[Stored data]
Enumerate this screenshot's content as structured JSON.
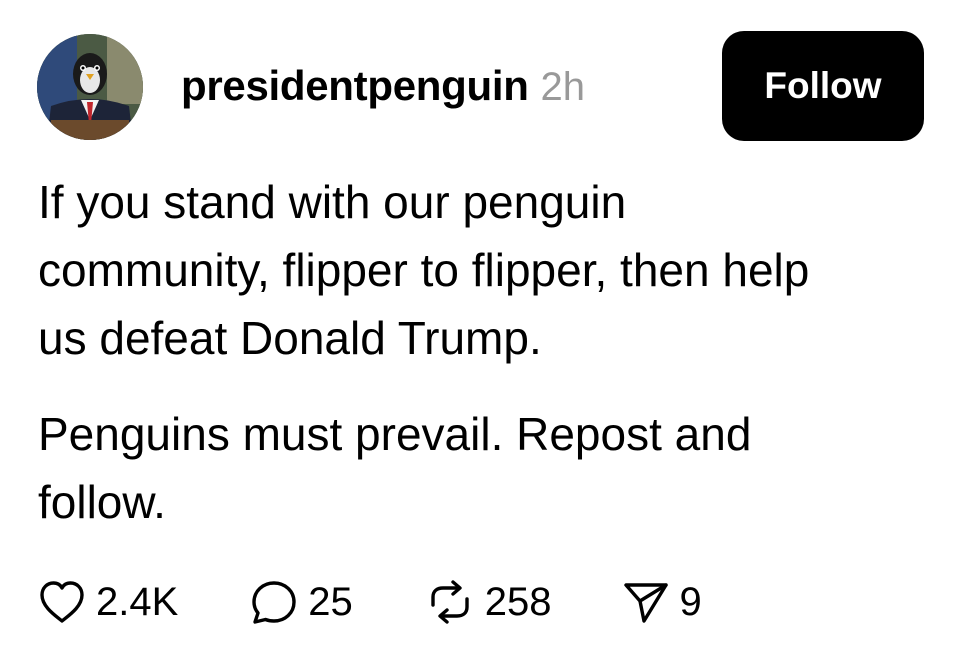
{
  "post": {
    "author": {
      "username": "presidentpenguin",
      "timestamp": "2h",
      "avatar_icon": "penguin-in-suit-avatar"
    },
    "follow_button_label": "Follow",
    "paragraphs": [
      "If you stand with our penguin\ncommunity, flipper to flipper, then help\nus defeat Donald Trump.",
      "Penguins must prevail. Repost and\nfollow."
    ],
    "actions": {
      "like": {
        "icon": "heart-icon",
        "count": "2.4K"
      },
      "reply": {
        "icon": "speech-bubble-icon",
        "count": "25"
      },
      "repost": {
        "icon": "repost-icon",
        "count": "258"
      },
      "share": {
        "icon": "send-icon",
        "count": "9"
      }
    },
    "colors": {
      "text": "#000000",
      "muted": "#999999",
      "button_bg": "#000000",
      "button_text": "#ffffff",
      "background": "#ffffff"
    }
  }
}
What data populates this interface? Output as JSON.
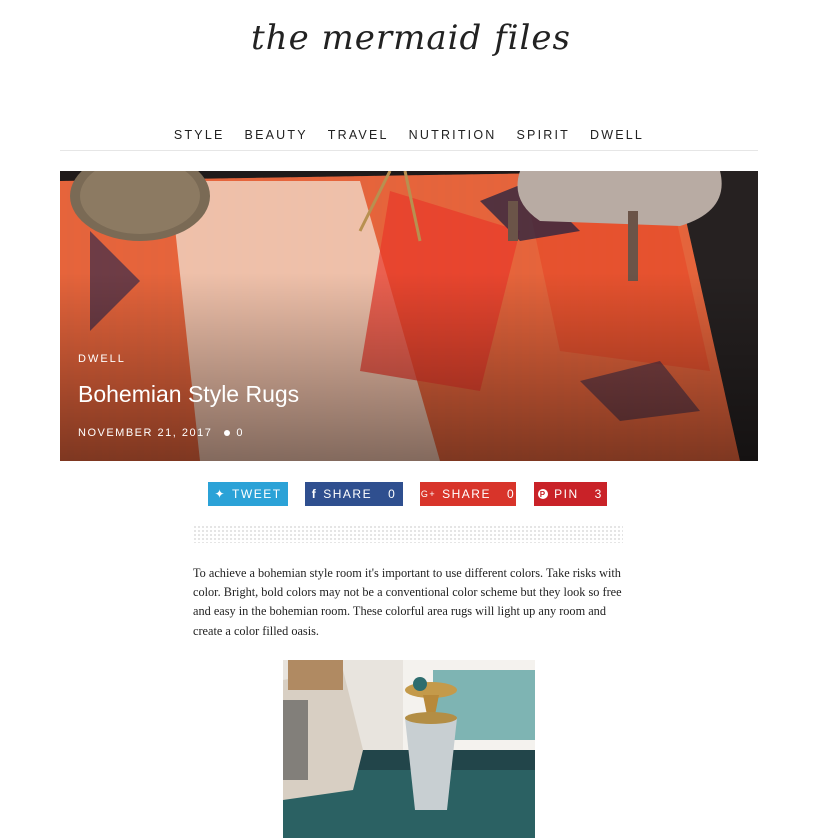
{
  "site": {
    "logo_text": "the mermaid files"
  },
  "nav": {
    "items": [
      "STYLE",
      "BEAUTY",
      "TRAVEL",
      "NUTRITION",
      "SPIRIT",
      "DWELL"
    ]
  },
  "hero": {
    "category": "DWELL",
    "title": "Bohemian Style Rugs",
    "date": "NOVEMBER 21, 2017",
    "comments": "0",
    "icon": "comment-icon"
  },
  "share": {
    "tweet": {
      "icon": "twitter-icon",
      "glyph": "✦",
      "label": "TWEET",
      "color": "#2ba2d7"
    },
    "facebook": {
      "icon": "facebook-icon",
      "glyph": "f",
      "label": "SHARE",
      "count": "0",
      "color": "#2f4f8f"
    },
    "google": {
      "icon": "google-plus-icon",
      "glyph": "G+",
      "label": "SHARE",
      "count": "0",
      "color": "#d8342a"
    },
    "pinterest": {
      "icon": "pinterest-icon",
      "glyph": "P",
      "label": "PIN",
      "count": "3",
      "color": "#c92228"
    }
  },
  "article": {
    "paragraph": "To achieve a bohemian style room it's important to use different colors. Take risks with color. Bright, bold colors may not be a conventional color scheme but they look so free and easy in the bohemian room. These colorful area rugs will light up any room and create a color filled oasis."
  }
}
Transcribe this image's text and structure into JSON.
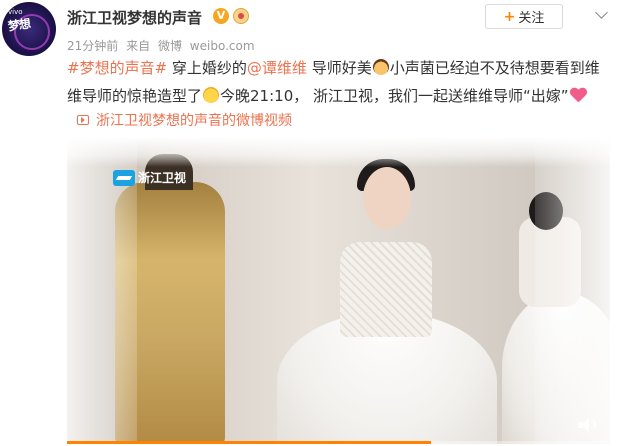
{
  "user": {
    "name": "浙江卫视梦想的声音",
    "verified_badge": "V",
    "avatar_text": "梦想",
    "avatar_brand": "vivo"
  },
  "meta": {
    "time": "21分钟前",
    "source_prefix": "来自",
    "source": "微博",
    "domain": "weibo.com"
  },
  "follow_button": {
    "label": "关注",
    "icon": "plus-icon"
  },
  "post": {
    "hashtag": "#梦想的声音#",
    "text_1": " 穿上婚纱的",
    "mention": "@谭维维",
    "text_2": " 导师好美",
    "text_3": "小声菌已经迫不及待想要看到维维导师的惊艳造型了",
    "text_4": "今晚21:10， 浙江卫视，我们一起送维维导师“出嫁”"
  },
  "video_link": {
    "label": "浙江卫视梦想的声音的微博视频",
    "icon": "video-icon"
  },
  "video": {
    "channel_logo_text": "浙江卫视",
    "progress": 0.67
  },
  "colors": {
    "link": "#eb7350",
    "follow_plus": "#ff8200",
    "text": "#333333",
    "meta": "#999999"
  }
}
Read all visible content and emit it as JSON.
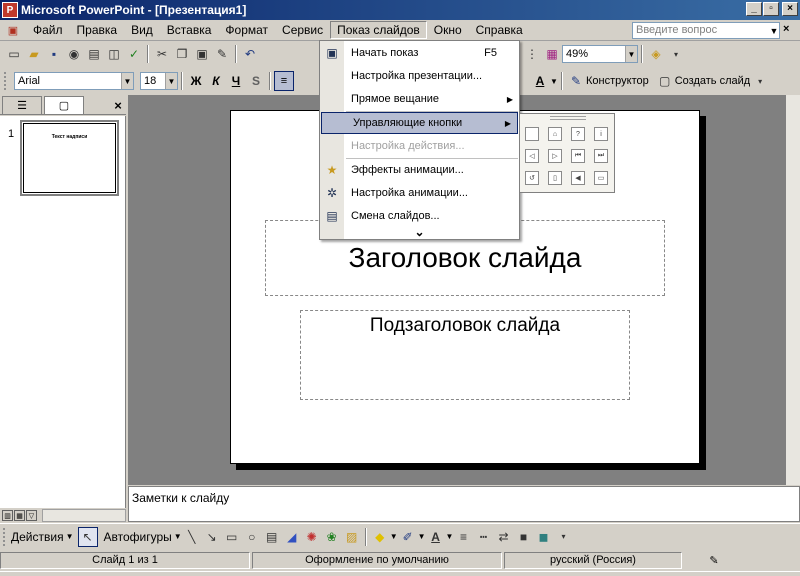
{
  "window": {
    "title": "Microsoft PowerPoint - [Презентация1]",
    "icon": "powerpoint-icon",
    "minimize": "_",
    "maximize": "▫",
    "close": "×"
  },
  "menubar": {
    "items": [
      "Файл",
      "Правка",
      "Вид",
      "Вставка",
      "Формат",
      "Сервис",
      "Показ слайдов",
      "Окно",
      "Справка"
    ],
    "help_placeholder": "Введите вопрос",
    "doc_controls": {
      "minimize": "_",
      "restore": "▫",
      "close": "×"
    }
  },
  "standard_toolbar": {
    "zoom": "49%"
  },
  "format_toolbar": {
    "font": "Arial",
    "size": "18",
    "bold": "Ж",
    "italic": "К",
    "underline": "Ч",
    "shadow": "S",
    "designer": "Конструктор",
    "new_slide": "Создать слайд"
  },
  "slideshow_menu": {
    "items": [
      {
        "label": "Начать показ",
        "shortcut": "F5",
        "icon": "slideshow-icon",
        "state": "normal"
      },
      {
        "label": "Настройка презентации...",
        "shortcut": "",
        "icon": "",
        "state": "normal"
      },
      {
        "label": "Прямое вещание",
        "shortcut": "",
        "icon": "",
        "state": "submenu"
      },
      {
        "label": "Управляющие кнопки",
        "shortcut": "",
        "icon": "",
        "state": "highlighted"
      },
      {
        "label": "Настройка действия...",
        "shortcut": "",
        "icon": "",
        "state": "disabled"
      },
      {
        "label": "Эффекты анимации...",
        "shortcut": "",
        "icon": "animation-effects-icon",
        "state": "normal"
      },
      {
        "label": "Настройка анимации...",
        "shortcut": "",
        "icon": "custom-animation-icon",
        "state": "normal"
      },
      {
        "label": "Смена слайдов...",
        "shortcut": "",
        "icon": "slide-transition-icon",
        "state": "normal"
      }
    ],
    "expand": "⌄"
  },
  "action_buttons": [
    "custom",
    "home",
    "help",
    "info",
    "back",
    "forward",
    "beginning",
    "end",
    "return",
    "document",
    "sound",
    "movie"
  ],
  "tabs": {
    "outline": "☰",
    "slides": "▢",
    "close": "×"
  },
  "thumbnail": {
    "number": "1",
    "title": "Текст надписи"
  },
  "slide": {
    "title": "Заголовок слайда",
    "subtitle": "Подзаголовок слайда"
  },
  "notes": {
    "placeholder": "Заметки к слайду"
  },
  "drawing_toolbar": {
    "actions": "Действия",
    "autoshapes": "Автофигуры"
  },
  "status": {
    "slide": "Слайд 1 из 1",
    "design": "Оформление по умолчанию",
    "language": "русский (Россия)"
  }
}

Your objective –
The records above must be echoed exactly, minus their pictures.

Exercise answer –
Enumerate this screenshot's content as structured JSON.
{
  "post": {
    "author": {
      "username": "presidentpenguin",
      "timestamp": "2h",
      "avatar_icon": "penguin-in-suit-avatar"
    },
    "follow_button_label": "Follow",
    "paragraphs": [
      "If you stand with our penguin\ncommunity, flipper to flipper, then help\nus defeat Donald Trump.",
      "Penguins must prevail. Repost and\nfollow."
    ],
    "actions": {
      "like": {
        "icon": "heart-icon",
        "count": "2.4K"
      },
      "reply": {
        "icon": "speech-bubble-icon",
        "count": "25"
      },
      "repost": {
        "icon": "repost-icon",
        "count": "258"
      },
      "share": {
        "icon": "send-icon",
        "count": "9"
      }
    },
    "colors": {
      "text": "#000000",
      "muted": "#999999",
      "button_bg": "#000000",
      "button_text": "#ffffff",
      "background": "#ffffff"
    }
  }
}
What data populates this interface? Output as JSON.
{
  "site": {
    "logo_text": "the mermaid files"
  },
  "nav": {
    "items": [
      "STYLE",
      "BEAUTY",
      "TRAVEL",
      "NUTRITION",
      "SPIRIT",
      "DWELL"
    ]
  },
  "hero": {
    "category": "DWELL",
    "title": "Bohemian Style Rugs",
    "date": "NOVEMBER 21, 2017",
    "comments": "0",
    "icon": "comment-icon"
  },
  "share": {
    "tweet": {
      "icon": "twitter-icon",
      "glyph": "✦",
      "label": "TWEET",
      "color": "#2ba2d7"
    },
    "facebook": {
      "icon": "facebook-icon",
      "glyph": "f",
      "label": "SHARE",
      "count": "0",
      "color": "#2f4f8f"
    },
    "google": {
      "icon": "google-plus-icon",
      "glyph": "G+",
      "label": "SHARE",
      "count": "0",
      "color": "#d8342a"
    },
    "pinterest": {
      "icon": "pinterest-icon",
      "glyph": "P",
      "label": "PIN",
      "count": "3",
      "color": "#c92228"
    }
  },
  "article": {
    "paragraph": "To achieve a bohemian style room it's important to use different colors. Take risks with color. Bright, bold colors may not be a conventional color scheme but they look so free and easy in the bohemian room. These colorful area rugs will light up any room and create a color filled oasis."
  }
}
Transcribe this image's text and structure into JSON.
{
  "user": {
    "name": "浙江卫视梦想的声音",
    "verified_badge": "V",
    "avatar_text": "梦想",
    "avatar_brand": "vivo"
  },
  "meta": {
    "time": "21分钟前",
    "source_prefix": "来自",
    "source": "微博",
    "domain": "weibo.com"
  },
  "follow_button": {
    "label": "关注",
    "icon": "plus-icon"
  },
  "post": {
    "hashtag": "#梦想的声音#",
    "text_1": " 穿上婚纱的",
    "mention": "@谭维维",
    "text_2": " 导师好美",
    "text_3": "小声菌已经迫不及待想要看到维维导师的惊艳造型了",
    "text_4": "今晚21:10， 浙江卫视，我们一起送维维导师“出嫁”"
  },
  "video_link": {
    "label": "浙江卫视梦想的声音的微博视频",
    "icon": "video-icon"
  },
  "video": {
    "channel_logo_text": "浙江卫视",
    "progress": 0.67
  },
  "colors": {
    "link": "#eb7350",
    "follow_plus": "#ff8200",
    "text": "#333333",
    "meta": "#999999"
  }
}
Read all visible content and emit it as JSON.
{
  "window": {
    "title": "Microsoft PowerPoint - [Презентация1]",
    "icon": "powerpoint-icon",
    "minimize": "_",
    "maximize": "▫",
    "close": "×"
  },
  "menubar": {
    "items": [
      "Файл",
      "Правка",
      "Вид",
      "Вставка",
      "Формат",
      "Сервис",
      "Показ слайдов",
      "Окно",
      "Справка"
    ],
    "help_placeholder": "Введите вопрос",
    "doc_controls": {
      "minimize": "_",
      "restore": "▫",
      "close": "×"
    }
  },
  "standard_toolbar": {
    "zoom": "49%"
  },
  "format_toolbar": {
    "font": "Arial",
    "size": "18",
    "bold": "Ж",
    "italic": "К",
    "underline": "Ч",
    "shadow": "S",
    "designer": "Конструктор",
    "new_slide": "Создать слайд"
  },
  "slideshow_menu": {
    "items": [
      {
        "label": "Начать показ",
        "shortcut": "F5",
        "icon": "slideshow-icon",
        "state": "normal"
      },
      {
        "label": "Настройка презентации...",
        "shortcut": "",
        "icon": "",
        "state": "normal"
      },
      {
        "label": "Прямое вещание",
        "shortcut": "",
        "icon": "",
        "state": "submenu"
      },
      {
        "label": "Управляющие кнопки",
        "shortcut": "",
        "icon": "",
        "state": "highlighted"
      },
      {
        "label": "Настройка действия...",
        "shortcut": "",
        "icon": "",
        "state": "disabled"
      },
      {
        "label": "Эффекты анимации...",
        "shortcut": "",
        "icon": "animation-effects-icon",
        "state": "normal"
      },
      {
        "label": "Настройка анимации...",
        "shortcut": "",
        "icon": "custom-animation-icon",
        "state": "normal"
      },
      {
        "label": "Смена слайдов...",
        "shortcut": "",
        "icon": "slide-transition-icon",
        "state": "normal"
      }
    ],
    "expand": "⌄"
  },
  "action_buttons": [
    "custom",
    "home",
    "help",
    "info",
    "back",
    "forward",
    "beginning",
    "end",
    "return",
    "document",
    "sound",
    "movie"
  ],
  "tabs": {
    "outline": "☰",
    "slides": "▢",
    "close": "×"
  },
  "thumbnail": {
    "number": "1",
    "title": "Текст надписи"
  },
  "slide": {
    "title": "Заголовок слайда",
    "subtitle": "Подзаголовок слайда"
  },
  "notes": {
    "placeholder": "Заметки к слайду"
  },
  "drawing_toolbar": {
    "actions": "Действия",
    "autoshapes": "Автофигуры"
  },
  "status": {
    "slide": "Слайд 1 из 1",
    "design": "Оформление по умолчанию",
    "language": "русский (Россия)"
  }
}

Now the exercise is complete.